• **GIVEN TASK**: Return every line below as is, leaving out the pictures.

• **STORED ROWS**:
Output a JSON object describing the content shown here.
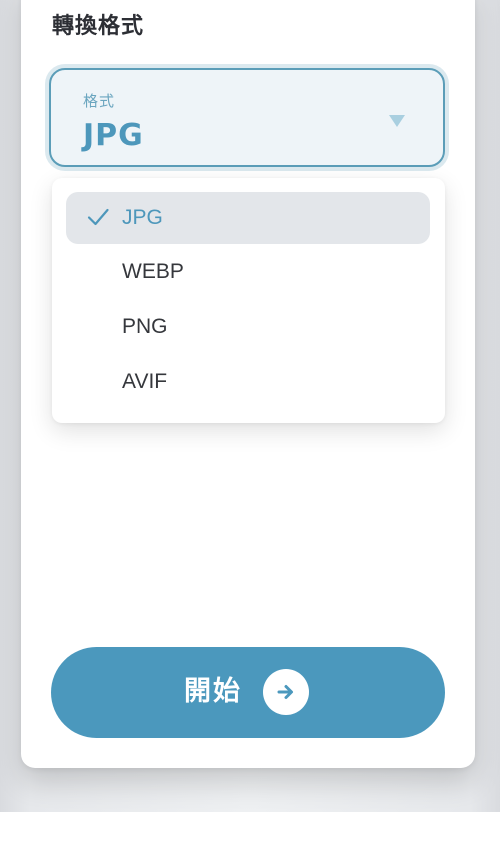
{
  "section": {
    "title": "轉換格式"
  },
  "format_select": {
    "label": "格式",
    "value": "JPG",
    "options": [
      {
        "label": "JPG",
        "selected": true
      },
      {
        "label": "WEBP",
        "selected": false
      },
      {
        "label": "PNG",
        "selected": false
      },
      {
        "label": "AVIF",
        "selected": false
      }
    ]
  },
  "start_button": {
    "label": "開始",
    "icon": "arrow-right-icon"
  },
  "colors": {
    "accent": "#4b98bd",
    "accent_text": "#4d97bb",
    "selected_option_bg": "#e3e6ea",
    "text": "#2d2f35"
  }
}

• **TASK RESULT**:
Output a JSON object describing the content shown here.
{
  "section": {
    "title": "轉換格式"
  },
  "format_select": {
    "label": "格式",
    "value": "JPG",
    "options": [
      {
        "label": "JPG",
        "selected": true
      },
      {
        "label": "WEBP",
        "selected": false
      },
      {
        "label": "PNG",
        "selected": false
      },
      {
        "label": "AVIF",
        "selected": false
      }
    ]
  },
  "start_button": {
    "label": "開始",
    "icon": "arrow-right-icon"
  },
  "colors": {
    "accent": "#4b98bd",
    "accent_text": "#4d97bb",
    "selected_option_bg": "#e3e6ea",
    "text": "#2d2f35"
  }
}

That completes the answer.